▶ **Requirements**
Gather all lines from the material that contain the word "Coefficient".

** begin Items **

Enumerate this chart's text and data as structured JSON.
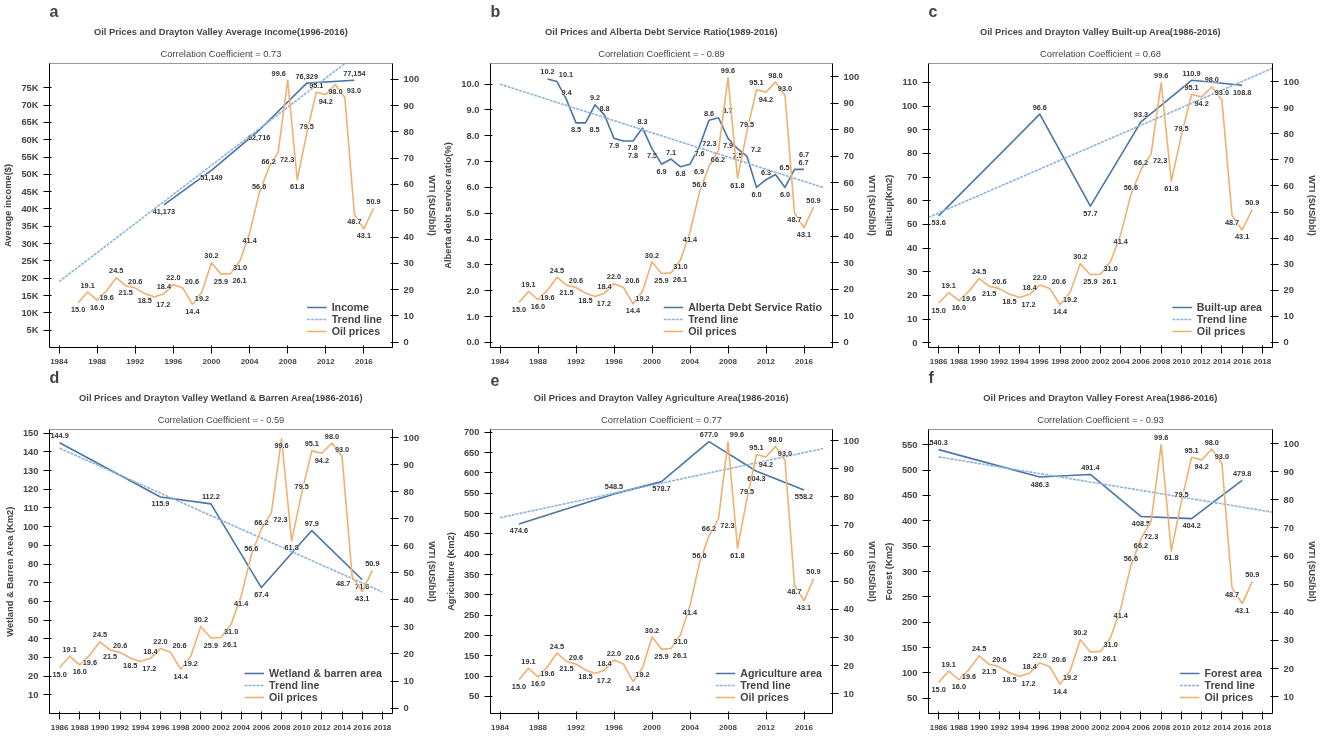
{
  "chart_data": [
    {
      "type": "line",
      "title": "Oil Prices and Drayton Valley Average Income(1996-2016)",
      "subtitle": "Correlation Coefficient = 0.73",
      "annotations": [
        "a"
      ],
      "ylabel": "Average income($)",
      "y2label": "WTI ($US/bbl)",
      "xlim": [
        1983,
        2019
      ],
      "xticks": [
        1984,
        1988,
        1992,
        1996,
        2000,
        2004,
        2008,
        2012,
        2016
      ],
      "ylim": [
        0,
        82000
      ],
      "yticks": [
        {
          "value": 5000,
          "label": "5K"
        },
        {
          "value": 10000,
          "label": "10K"
        },
        {
          "value": 15000,
          "label": "15K"
        },
        {
          "value": 20000,
          "label": "20K"
        },
        {
          "value": 25000,
          "label": "25K"
        },
        {
          "value": 30000,
          "label": "30K"
        },
        {
          "value": 35000,
          "label": "35K"
        },
        {
          "value": 40000,
          "label": "40K"
        },
        {
          "value": 45000,
          "label": "45K"
        },
        {
          "value": 50000,
          "label": "50K"
        },
        {
          "value": 55000,
          "label": "55K"
        },
        {
          "value": 60000,
          "label": "60K"
        },
        {
          "value": 65000,
          "label": "65K"
        },
        {
          "value": 70000,
          "label": "70K"
        },
        {
          "value": 75000,
          "label": "75K"
        }
      ],
      "y2lim": [
        -2,
        106
      ],
      "y2ticks": [
        0,
        10,
        20,
        30,
        40,
        50,
        60,
        70,
        80,
        90,
        100
      ],
      "grid": false,
      "legend": "bottom right",
      "marker": "none",
      "series": [
        {
          "name": "Income",
          "color": "#4a74a8",
          "x": [
            1995,
            2000,
            2005,
            2010,
            2015
          ],
          "values": [
            41173,
            51149,
            62716,
            76329,
            77154
          ],
          "value_labels": [
            "41,173",
            "51,149",
            "62,716",
            "76,329",
            "77,154"
          ],
          "line_style": "solid"
        },
        {
          "name": "Trend line",
          "color": "#8fb4dc",
          "x": [
            1984,
            2014
          ],
          "values": [
            19000,
            82000
          ],
          "line_style": "dotted"
        },
        {
          "name": "Oil prices",
          "color": "#f0b070",
          "axis": "y2",
          "line_style": "solid",
          "x": [
            1986,
            1987,
            1988,
            1989,
            1990,
            1991,
            1992,
            1993,
            1994,
            1995,
            1996,
            1997,
            1998,
            1999,
            2000,
            2001,
            2002,
            2003,
            2004,
            2005,
            2006,
            2007,
            2008,
            2009,
            2010,
            2011,
            2012,
            2013,
            2014,
            2015,
            2016,
            2017
          ],
          "values": [
            15.0,
            19.1,
            16.0,
            19.6,
            24.5,
            21.5,
            20.6,
            18.5,
            17.2,
            18.4,
            22.0,
            20.6,
            14.4,
            19.2,
            30.2,
            25.9,
            26.1,
            31.0,
            41.4,
            56.6,
            66.2,
            72.3,
            99.6,
            61.8,
            79.5,
            95.1,
            94.2,
            98.0,
            93.0,
            48.7,
            43.1,
            50.9
          ],
          "value_labels": [
            "15.0",
            "19.1",
            "16.0",
            "19.6",
            "24.5",
            "21.5",
            "20.6",
            "18.5",
            "17.2",
            "18.4",
            "22.0",
            "20.6",
            "14.4",
            "19.2",
            "30.2",
            "25.9",
            "26.1",
            "31.0",
            "41.4",
            "56.6",
            "66.2",
            "72.3",
            "99.6",
            "61.8",
            "79.5",
            "95.1",
            "94.2",
            "98.0",
            "93.0",
            "48.7",
            "43.1",
            "50.9"
          ]
        }
      ]
    },
    {
      "type": "line",
      "title": "Oil Prices and Alberta Debt Service Ratio(1989-2016)",
      "subtitle": "Correlation Coefficient = - 0.89",
      "annotations": [
        "b"
      ],
      "ylabel": "Alberta debt service ratio(%)",
      "y2label": "WTI ($US/bbl)",
      "xlim": [
        1983,
        2019
      ],
      "xticks": [
        1984,
        1988,
        1992,
        1996,
        2000,
        2004,
        2008,
        2012,
        2016
      ],
      "ylim": [
        -0.2,
        10.8
      ],
      "yticks": [
        {
          "value": 0,
          "label": "0.0"
        },
        {
          "value": 1,
          "label": "1.0"
        },
        {
          "value": 2,
          "label": "2.0"
        },
        {
          "value": 3,
          "label": "3.0"
        },
        {
          "value": 4,
          "label": "4.0"
        },
        {
          "value": 5,
          "label": "5.0"
        },
        {
          "value": 6,
          "label": "6.0"
        },
        {
          "value": 7,
          "label": "7.0"
        },
        {
          "value": 8,
          "label": "8.0"
        },
        {
          "value": 9,
          "label": "9.0"
        },
        {
          "value": 10,
          "label": "10.0"
        }
      ],
      "y2lim": [
        -2,
        105
      ],
      "y2ticks": [
        0,
        10,
        20,
        30,
        40,
        50,
        60,
        70,
        80,
        90,
        100
      ],
      "grid": false,
      "legend": "bottom right",
      "marker": "none",
      "series": [
        {
          "name": "Alberta Debt Service Ratio",
          "color": "#4a74a8",
          "line_style": "solid",
          "x": [
            1989,
            1990,
            1991,
            1992,
            1993,
            1994,
            1995,
            1996,
            1997,
            1998,
            1999,
            2000,
            2001,
            2002,
            2003,
            2004,
            2005,
            2006,
            2007,
            2008,
            2009,
            2010,
            2011,
            2012,
            2013,
            2014,
            2015,
            2016
          ],
          "values": [
            10.2,
            10.1,
            9.4,
            8.5,
            8.5,
            9.2,
            8.8,
            7.9,
            7.8,
            7.8,
            8.3,
            7.5,
            6.9,
            7.1,
            6.8,
            6.9,
            7.6,
            8.6,
            8.7,
            7.9,
            7.5,
            7.2,
            6.0,
            6.3,
            6.5,
            6.0,
            6.7,
            6.7
          ],
          "value_labels": [
            "10.2",
            "10.1",
            "9.4",
            "8.5",
            "8.5",
            "9.2",
            "8.8",
            "7.9",
            "7.8",
            "7.8",
            "8.3",
            "7.5",
            "6.9",
            "7.1",
            "6.8",
            "6.9",
            "7.6",
            "8.6",
            "8.7",
            "7.9",
            "7.5",
            "7.2",
            "6.0",
            "6.3",
            "6.5",
            "6.0",
            "6.7",
            "6.7"
          ]
        },
        {
          "name": "Trend line",
          "color": "#8fb4dc",
          "x": [
            1984,
            2018
          ],
          "values": [
            10.0,
            6.0
          ],
          "line_style": "dotted"
        },
        {
          "name": "Oil prices",
          "color": "#f0b070",
          "axis": "y2",
          "line_style": "solid",
          "x": [
            1986,
            1987,
            1988,
            1989,
            1990,
            1991,
            1992,
            1993,
            1994,
            1995,
            1996,
            1997,
            1998,
            1999,
            2000,
            2001,
            2002,
            2003,
            2004,
            2005,
            2006,
            2007,
            2008,
            2009,
            2010,
            2011,
            2012,
            2013,
            2014,
            2015,
            2016,
            2017
          ],
          "values": [
            15.0,
            19.1,
            16.0,
            19.6,
            24.5,
            21.5,
            20.6,
            18.5,
            17.2,
            18.4,
            22.0,
            20.6,
            14.4,
            19.2,
            30.2,
            25.9,
            26.1,
            31.0,
            41.4,
            56.6,
            66.2,
            72.3,
            99.6,
            61.8,
            79.5,
            95.1,
            94.2,
            98.0,
            93.0,
            48.7,
            43.1,
            50.9
          ],
          "value_labels": [
            "15.0",
            "19.1",
            "16.0",
            "19.6",
            "24.5",
            "21.5",
            "20.6",
            "18.5",
            "17.2",
            "18.4",
            "22.0",
            "20.6",
            "14.4",
            "19.2",
            "30.2",
            "25.9",
            "26.1",
            "31.0",
            "41.4",
            "56.6",
            "66.2",
            "72.3",
            "99.6",
            "61.8",
            "79.5",
            "95.1",
            "94.2",
            "98.0",
            "93.0",
            "48.7",
            "43.1",
            "50.9"
          ]
        }
      ]
    },
    {
      "type": "line",
      "title": "Oil Prices and Drayton Valley Built-up Area(1986-2016)",
      "subtitle": "Correlation Coefficient = 0.68",
      "annotations": [
        "c"
      ],
      "ylabel": "Built-up(Km2)",
      "y2label": "WTI ($US/bbl)",
      "xlim": [
        1985,
        2019
      ],
      "xticks": [
        1986,
        1988,
        1990,
        1992,
        1994,
        1996,
        1998,
        2000,
        2002,
        2004,
        2006,
        2008,
        2010,
        2012,
        2014,
        2016,
        2018
      ],
      "ylim": [
        -2,
        118
      ],
      "yticks": [
        0,
        10,
        20,
        30,
        40,
        50,
        60,
        70,
        80,
        90,
        100,
        110
      ],
      "y2lim": [
        -2,
        107
      ],
      "y2ticks": [
        0,
        10,
        20,
        30,
        40,
        50,
        60,
        70,
        80,
        90,
        100
      ],
      "grid": false,
      "legend": "bottom right",
      "marker": "none",
      "series": [
        {
          "name": "Built-up area",
          "color": "#4a74a8",
          "data_labels": true,
          "line_style": "solid",
          "x": [
            1986,
            1996,
            2001,
            2006,
            2011,
            2016
          ],
          "values": [
            53.6,
            96.6,
            57.7,
            93.3,
            110.9,
            108.8
          ]
        },
        {
          "name": "Trend line",
          "color": "#8fb4dc",
          "x": [
            1985,
            2019
          ],
          "values": [
            53.0,
            116.0
          ],
          "line_style": "dotted"
        },
        {
          "name": "Oil prices",
          "color": "#f0b070",
          "axis": "y2",
          "line_style": "solid",
          "x": [
            1986,
            1987,
            1988,
            1989,
            1990,
            1991,
            1992,
            1993,
            1994,
            1995,
            1996,
            1997,
            1998,
            1999,
            2000,
            2001,
            2002,
            2003,
            2004,
            2005,
            2006,
            2007,
            2008,
            2009,
            2010,
            2011,
            2012,
            2013,
            2014,
            2015,
            2016,
            2017
          ],
          "values": [
            15.0,
            19.1,
            16.0,
            19.6,
            24.5,
            21.5,
            20.6,
            18.5,
            17.2,
            18.4,
            22.0,
            20.6,
            14.4,
            19.2,
            30.2,
            25.9,
            26.1,
            31.0,
            41.4,
            56.6,
            66.2,
            72.3,
            99.6,
            61.8,
            79.5,
            95.1,
            94.2,
            98.0,
            93.0,
            48.7,
            43.1,
            50.9
          ],
          "value_labels": [
            "15.0",
            "19.1",
            "16.0",
            "19.6",
            "24.5",
            "21.5",
            "20.6",
            "18.5",
            "17.2",
            "18.4",
            "22.0",
            "20.6",
            "14.4",
            "19.2",
            "30.2",
            "25.9",
            "26.1",
            "31.0",
            "41.4",
            "56.6",
            "66.2",
            "72.3",
            "99.6",
            "61.8",
            "79.5",
            "95.1",
            "94.2",
            "98.0",
            "93.0",
            "48.7",
            "43.1",
            "50.9"
          ]
        }
      ]
    },
    {
      "type": "line",
      "title": "Oil Prices and Drayton Valley Wetland & Barren Area(1986-2016)",
      "subtitle": "Correlation Coefficient = - 0.59",
      "annotations": [
        "d"
      ],
      "ylabel": "Wetland & Barren Area (Km2)",
      "y2label": "WTI ($US/bbl)",
      "xlim": [
        1985,
        2019
      ],
      "xticks": [
        1986,
        1988,
        1990,
        1992,
        1994,
        1996,
        1998,
        2000,
        2002,
        2004,
        2006,
        2008,
        2010,
        2012,
        2014,
        2016,
        2018
      ],
      "ylim": [
        0,
        152
      ],
      "yticks": [
        10,
        20,
        30,
        40,
        50,
        60,
        70,
        80,
        90,
        100,
        110,
        120,
        130,
        140,
        150
      ],
      "y2lim": [
        -2,
        103
      ],
      "y2ticks": [
        0,
        10,
        20,
        30,
        40,
        50,
        60,
        70,
        80,
        90,
        100
      ],
      "grid": false,
      "legend": "bottom right",
      "marker": "none",
      "series": [
        {
          "name": "Wetland & barren area",
          "color": "#4a74a8",
          "data_labels": true,
          "line_style": "solid",
          "x": [
            1986,
            1996,
            2001,
            2006,
            2011,
            2016
          ],
          "values": [
            144.9,
            115.9,
            112.2,
            67.4,
            97.9,
            71.6
          ]
        },
        {
          "name": "Trend line",
          "color": "#8fb4dc",
          "x": [
            1986,
            2018
          ],
          "values": [
            142.0,
            65.0
          ],
          "line_style": "dotted"
        },
        {
          "name": "Oil prices",
          "color": "#f0b070",
          "axis": "y2",
          "line_style": "solid",
          "x": [
            1986,
            1987,
            1988,
            1989,
            1990,
            1991,
            1992,
            1993,
            1994,
            1995,
            1996,
            1997,
            1998,
            1999,
            2000,
            2001,
            2002,
            2003,
            2004,
            2005,
            2006,
            2007,
            2008,
            2009,
            2010,
            2011,
            2012,
            2013,
            2014,
            2015,
            2016,
            2017
          ],
          "values": [
            15.0,
            19.1,
            16.0,
            19.6,
            24.5,
            21.5,
            20.6,
            18.5,
            17.2,
            18.4,
            22.0,
            20.6,
            14.4,
            19.2,
            30.2,
            25.9,
            26.1,
            31.0,
            41.4,
            56.6,
            66.2,
            72.3,
            99.6,
            61.8,
            79.5,
            95.1,
            94.2,
            98.0,
            93.0,
            48.7,
            43.1,
            50.9
          ],
          "value_labels": [
            "15.0",
            "19.1",
            "16.0",
            "19.6",
            "24.5",
            "21.5",
            "20.6",
            "18.5",
            "17.2",
            "18.4",
            "22.0",
            "20.6",
            "14.4",
            "19.2",
            "30.2",
            "25.9",
            "26.1",
            "31.0",
            "41.4",
            "56.6",
            "66.2",
            "72.3",
            "99.6",
            "61.8",
            "79.5",
            "95.1",
            "94.2",
            "98.0",
            "93.0",
            "48.7",
            "43.1",
            "50.9"
          ]
        }
      ]
    },
    {
      "type": "line",
      "title": "Oil Prices and Drayton Valley Agriculture Area(1986-2016)",
      "subtitle": "Correlation Coefficient = 0.77",
      "annotations": [
        "e"
      ],
      "ylabel": "Agriculture (Km2)",
      "y2label": "WTI ($US/bbl)",
      "xlim": [
        1983,
        2019
      ],
      "xticks": [
        1984,
        1988,
        1992,
        1996,
        2000,
        2004,
        2008,
        2012,
        2016
      ],
      "ylim": [
        8,
        707
      ],
      "yticks": [
        50,
        100,
        150,
        200,
        250,
        300,
        350,
        400,
        450,
        500,
        550,
        600,
        650,
        700
      ],
      "y2lim": [
        3,
        104
      ],
      "y2ticks": [
        10,
        20,
        30,
        40,
        50,
        60,
        70,
        80,
        90,
        100
      ],
      "grid": false,
      "legend": "bottom right",
      "marker": "none",
      "series": [
        {
          "name": "Agriculture area",
          "color": "#4a74a8",
          "line_style": "solid",
          "x": [
            1986,
            1996,
            2001,
            2006,
            2011,
            2016
          ],
          "values": [
            474.6,
            548.5,
            578.7,
            677.0,
            604.3,
            558.2
          ],
          "value_labels": [
            "474.6",
            "548.5",
            "578.7",
            "677.0",
            "604.3",
            "558.2"
          ]
        },
        {
          "name": "Trend line",
          "color": "#8fb4dc",
          "x": [
            1984,
            2018
          ],
          "values": [
            490.0,
            660.0
          ],
          "line_style": "dotted"
        },
        {
          "name": "Oil prices",
          "color": "#f0b070",
          "axis": "y2",
          "line_style": "solid",
          "x": [
            1986,
            1987,
            1988,
            1989,
            1990,
            1991,
            1992,
            1993,
            1994,
            1995,
            1996,
            1997,
            1998,
            1999,
            2000,
            2001,
            2002,
            2003,
            2004,
            2005,
            2006,
            2007,
            2008,
            2009,
            2010,
            2011,
            2012,
            2013,
            2014,
            2015,
            2016,
            2017
          ],
          "values": [
            15.0,
            19.1,
            16.0,
            19.6,
            24.5,
            21.5,
            20.6,
            18.5,
            17.2,
            18.4,
            22.0,
            20.6,
            14.4,
            19.2,
            30.2,
            25.9,
            26.1,
            31.0,
            41.4,
            56.6,
            66.2,
            72.3,
            99.6,
            61.8,
            79.5,
            95.1,
            94.2,
            98.0,
            93.0,
            48.7,
            43.1,
            50.9
          ],
          "value_labels": [
            "15.0",
            "19.1",
            "16.0",
            "19.6",
            "24.5",
            "21.5",
            "20.6",
            "18.5",
            "17.2",
            "18.4",
            "22.0",
            "20.6",
            "14.4",
            "19.2",
            "30.2",
            "25.9",
            "26.1",
            "31.0",
            "41.4",
            "56.6",
            "66.2",
            "72.3",
            "99.6",
            "61.8",
            "79.5",
            "95.1",
            "94.2",
            "98.0",
            "93.0",
            "48.7",
            "43.1",
            "50.9"
          ]
        }
      ]
    },
    {
      "type": "line",
      "title": "Oil Prices and Drayton Valley Forest Area(1986-2016)",
      "subtitle": "Correlation Coefficient = - 0.93",
      "annotations": [
        "f"
      ],
      "ylabel": "Forest (Km2)",
      "y2label": "WTI ($US/bbl)",
      "xlim": [
        1985,
        2019
      ],
      "xticks": [
        1986,
        1988,
        1990,
        1992,
        1994,
        1996,
        1998,
        2000,
        2002,
        2004,
        2006,
        2008,
        2010,
        2012,
        2014,
        2016,
        2018
      ],
      "ylim": [
        20,
        580
      ],
      "yticks": [
        50,
        100,
        150,
        200,
        250,
        300,
        350,
        400,
        450,
        500,
        550
      ],
      "y2lim": [
        4,
        105
      ],
      "y2ticks": [
        10,
        20,
        30,
        40,
        50,
        60,
        70,
        80,
        90,
        100
      ],
      "grid": false,
      "legend": "bottom right",
      "marker": "none",
      "series": [
        {
          "name": "Forest area",
          "color": "#4a74a8",
          "data_labels": true,
          "line_style": "solid",
          "x": [
            1986,
            1996,
            2001,
            2006,
            2011,
            2016
          ],
          "values": [
            540.3,
            486.3,
            491.4,
            408.5,
            404.2,
            479.8
          ]
        },
        {
          "name": "Trend line",
          "color": "#8fb4dc",
          "x": [
            1986,
            2019
          ],
          "values": [
            526.0,
            417.0
          ],
          "line_style": "dotted"
        },
        {
          "name": "Oil prices",
          "color": "#f0b070",
          "axis": "y2",
          "line_style": "solid",
          "x": [
            1986,
            1987,
            1988,
            1989,
            1990,
            1991,
            1992,
            1993,
            1994,
            1995,
            1996,
            1997,
            1998,
            1999,
            2000,
            2001,
            2002,
            2003,
            2004,
            2005,
            2006,
            2007,
            2008,
            2009,
            2010,
            2011,
            2012,
            2013,
            2014,
            2015,
            2016,
            2017
          ],
          "values": [
            15.0,
            19.1,
            16.0,
            19.6,
            24.5,
            21.5,
            20.6,
            18.5,
            17.2,
            18.4,
            22.0,
            20.6,
            14.4,
            19.2,
            30.2,
            25.9,
            26.1,
            31.0,
            41.4,
            56.6,
            66.2,
            72.3,
            99.6,
            61.8,
            79.5,
            95.1,
            94.2,
            98.0,
            93.0,
            48.7,
            43.1,
            50.9
          ],
          "value_labels": [
            "15.0",
            "19.1",
            "16.0",
            "19.6",
            "24.5",
            "21.5",
            "20.6",
            "18.5",
            "17.2",
            "18.4",
            "22.0",
            "20.6",
            "14.4",
            "19.2",
            "30.2",
            "25.9",
            "26.1",
            "31.0",
            "41.4",
            "56.6",
            "66.2",
            "72.3",
            "99.6",
            "61.8",
            "79.5",
            "95.1",
            "94.2",
            "98.0",
            "93.0",
            "48.7",
            "43.1",
            "50.9"
          ]
        }
      ]
    }
  ]
}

** end Items **

▶ **Task result**
      "subtitle": "Correlation Coefficient = 0.73",
      "subtitle": "Correlation Coefficient = - 0.89",
      "subtitle": "Correlation Coefficient = 0.68",
      "subtitle": "Correlation Coefficient = - 0.59",
      "subtitle": "Correlation Coefficient = 0.77",
      "subtitle": "Correlation Coefficient = - 0.93",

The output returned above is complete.